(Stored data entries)
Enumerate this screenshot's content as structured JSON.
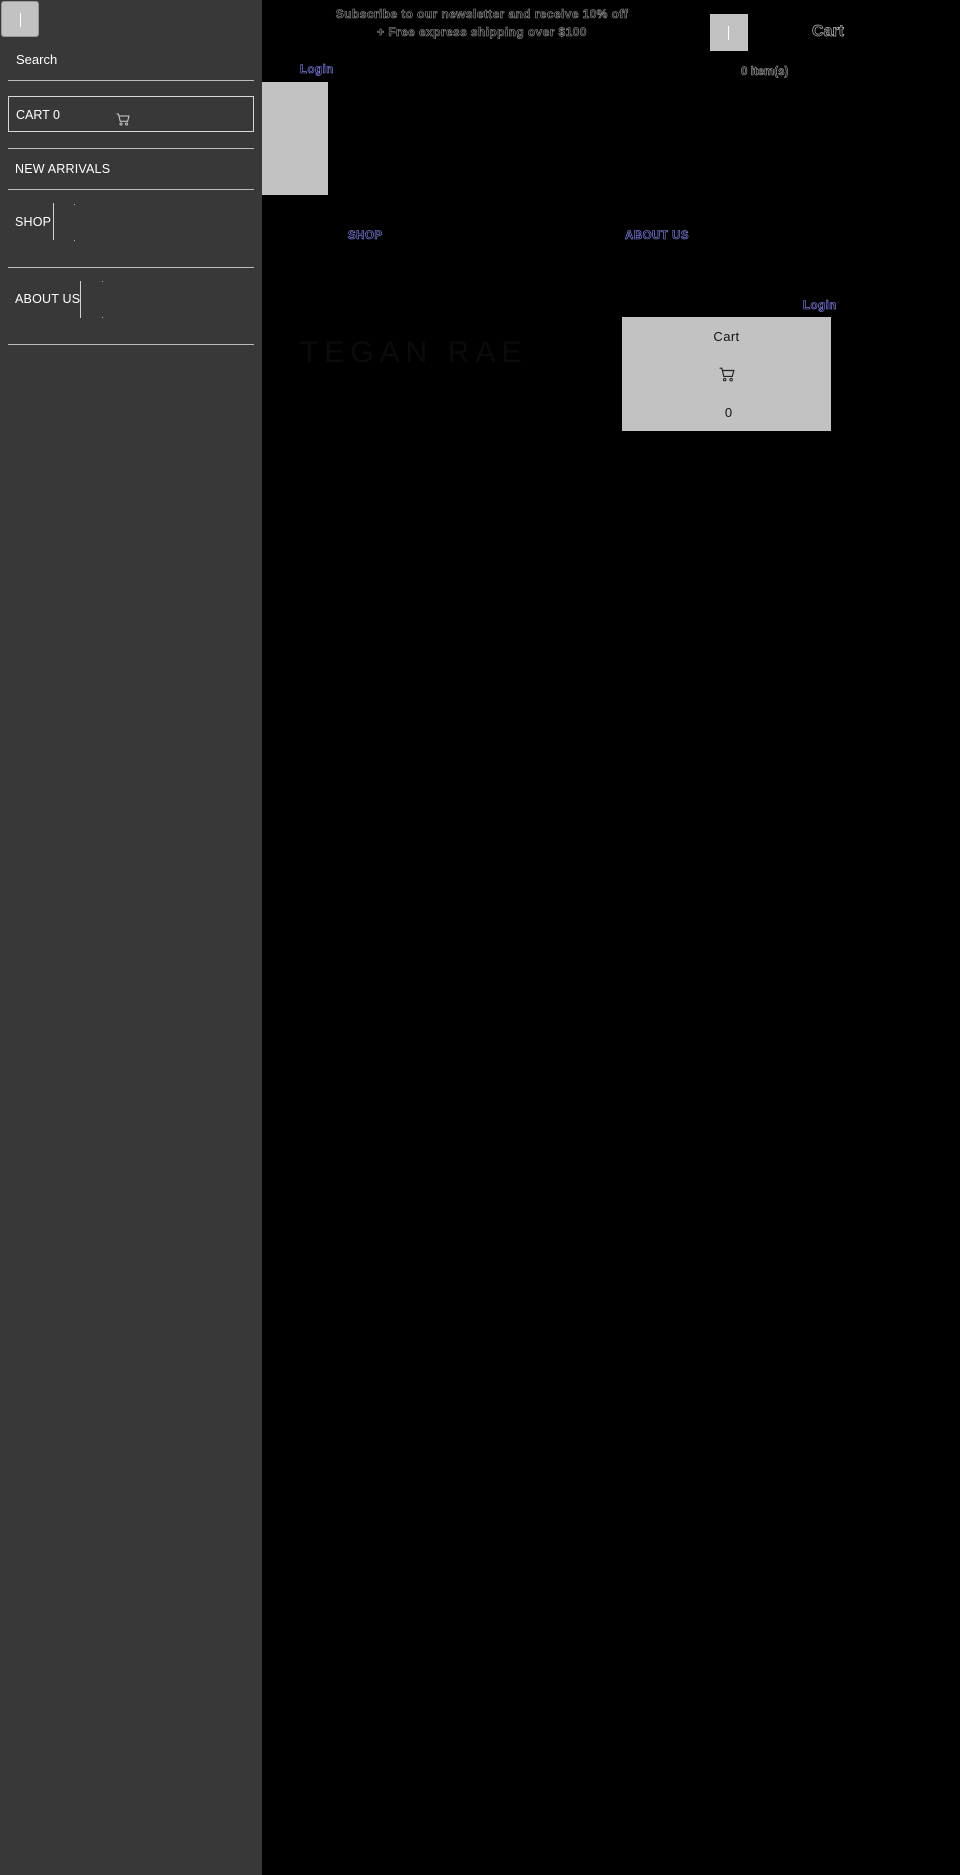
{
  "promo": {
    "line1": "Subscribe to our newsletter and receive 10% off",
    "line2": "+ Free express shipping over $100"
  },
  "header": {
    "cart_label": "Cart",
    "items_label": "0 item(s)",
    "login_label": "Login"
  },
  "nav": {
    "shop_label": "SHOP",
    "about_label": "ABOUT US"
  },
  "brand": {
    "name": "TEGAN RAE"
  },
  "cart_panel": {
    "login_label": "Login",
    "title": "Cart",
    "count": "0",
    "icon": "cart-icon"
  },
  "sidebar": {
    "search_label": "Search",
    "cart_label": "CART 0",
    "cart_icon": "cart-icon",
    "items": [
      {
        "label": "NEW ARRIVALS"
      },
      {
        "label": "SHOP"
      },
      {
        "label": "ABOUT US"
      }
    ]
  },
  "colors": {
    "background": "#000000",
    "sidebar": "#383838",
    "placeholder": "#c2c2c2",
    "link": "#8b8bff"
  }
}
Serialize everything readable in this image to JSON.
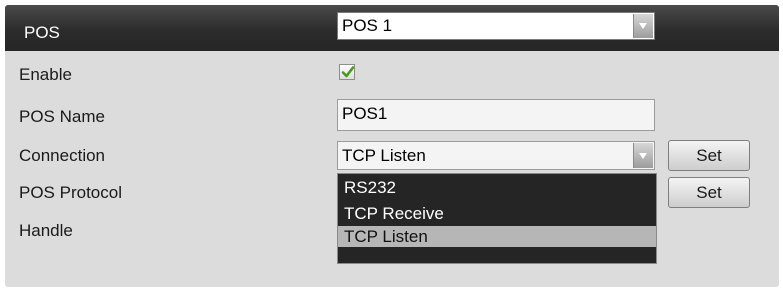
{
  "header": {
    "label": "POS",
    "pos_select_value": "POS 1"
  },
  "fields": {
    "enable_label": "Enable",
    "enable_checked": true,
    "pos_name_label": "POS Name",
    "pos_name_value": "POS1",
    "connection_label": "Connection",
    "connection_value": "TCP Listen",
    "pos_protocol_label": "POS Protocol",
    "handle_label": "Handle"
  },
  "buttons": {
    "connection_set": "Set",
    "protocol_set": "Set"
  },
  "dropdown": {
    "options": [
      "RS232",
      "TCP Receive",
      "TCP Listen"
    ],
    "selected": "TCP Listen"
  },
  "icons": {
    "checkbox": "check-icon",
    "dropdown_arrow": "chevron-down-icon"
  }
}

--

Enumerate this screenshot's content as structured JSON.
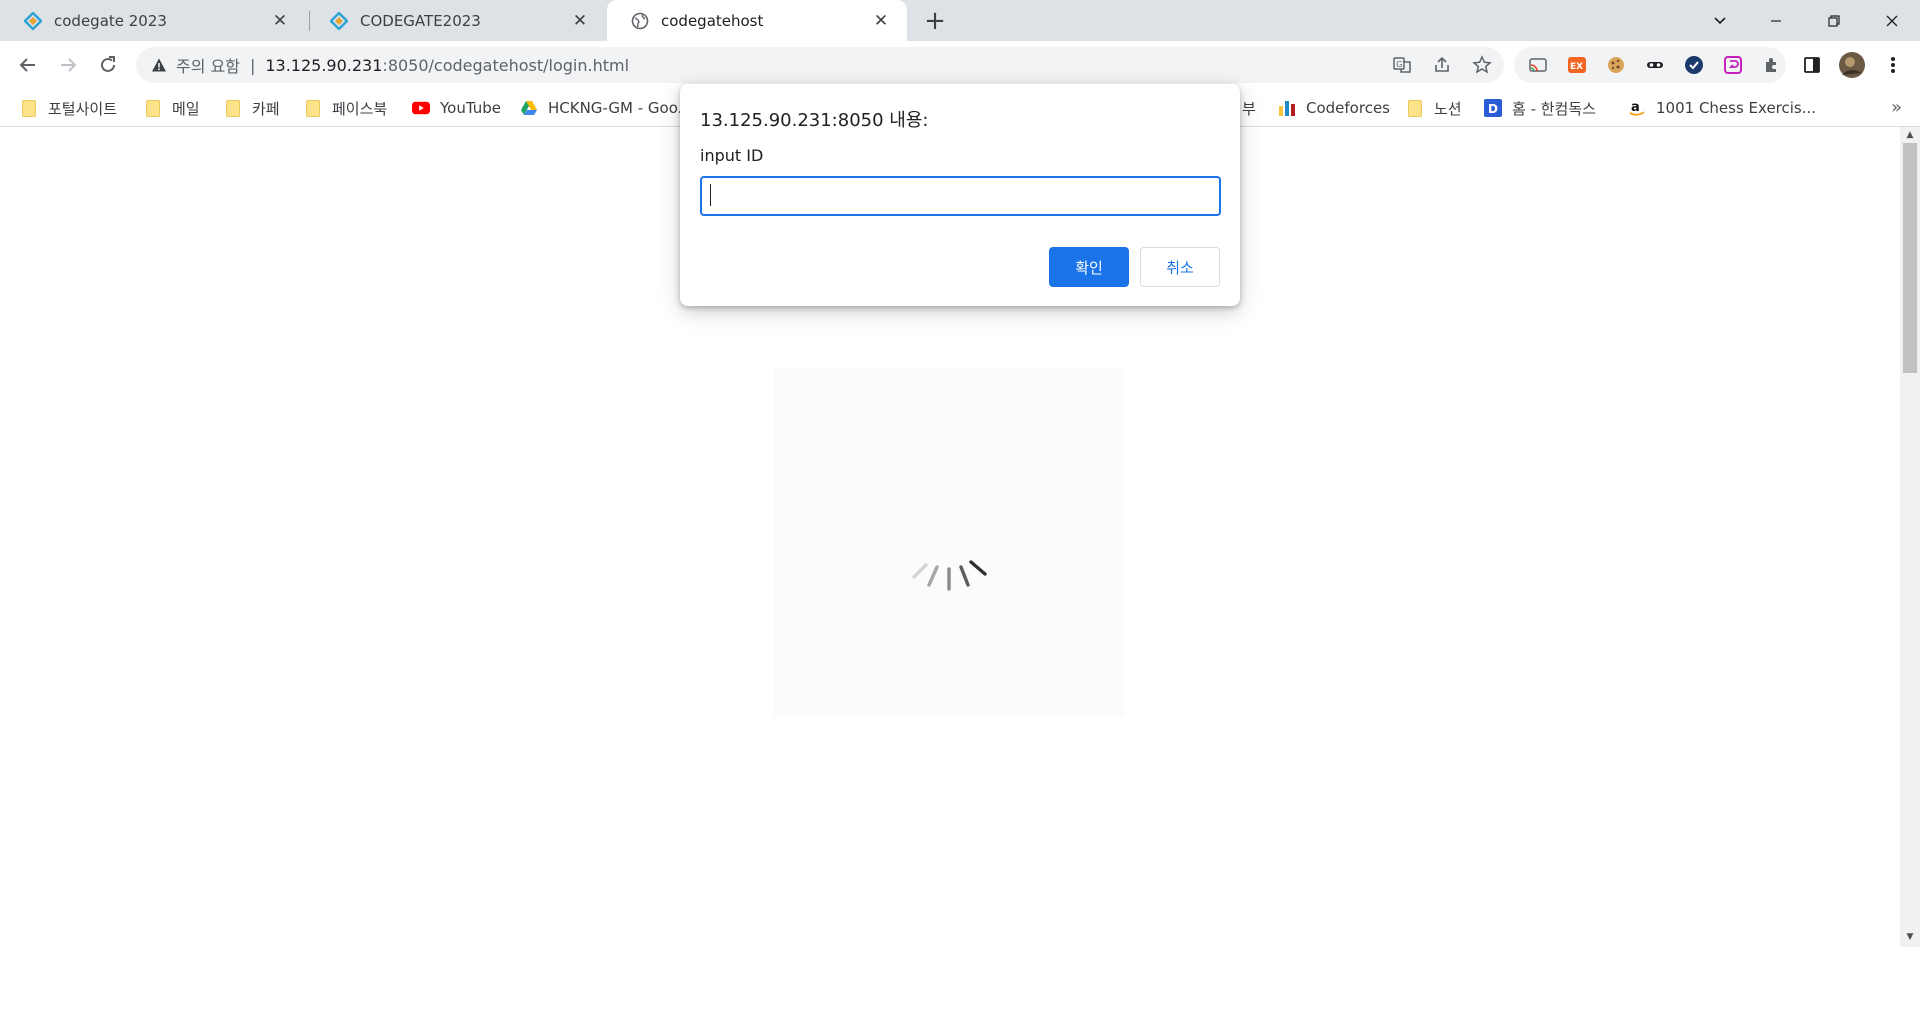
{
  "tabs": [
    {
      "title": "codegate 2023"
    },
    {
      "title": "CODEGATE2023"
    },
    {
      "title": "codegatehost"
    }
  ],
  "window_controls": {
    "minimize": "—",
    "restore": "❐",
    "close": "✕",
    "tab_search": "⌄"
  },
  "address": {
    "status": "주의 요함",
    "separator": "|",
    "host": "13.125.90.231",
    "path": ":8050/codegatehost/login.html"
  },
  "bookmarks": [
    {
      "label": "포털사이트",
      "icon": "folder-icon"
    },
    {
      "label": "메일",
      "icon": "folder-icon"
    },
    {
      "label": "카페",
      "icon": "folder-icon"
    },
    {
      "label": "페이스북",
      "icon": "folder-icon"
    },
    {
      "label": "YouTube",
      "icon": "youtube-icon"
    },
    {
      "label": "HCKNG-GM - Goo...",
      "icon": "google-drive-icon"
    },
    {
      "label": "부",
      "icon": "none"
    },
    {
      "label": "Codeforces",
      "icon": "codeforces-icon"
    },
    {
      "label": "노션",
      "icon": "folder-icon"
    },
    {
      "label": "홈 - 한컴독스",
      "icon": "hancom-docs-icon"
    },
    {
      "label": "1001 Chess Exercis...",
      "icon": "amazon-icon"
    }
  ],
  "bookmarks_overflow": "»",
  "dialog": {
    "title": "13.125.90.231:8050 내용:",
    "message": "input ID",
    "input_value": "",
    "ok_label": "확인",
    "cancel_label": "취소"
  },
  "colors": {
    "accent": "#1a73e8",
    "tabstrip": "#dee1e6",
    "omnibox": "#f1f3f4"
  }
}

■ WHAT IS ASKED
Find every line holding the word "Listen"; give their count and nothing else.

■ CORRECT OUTPUT
3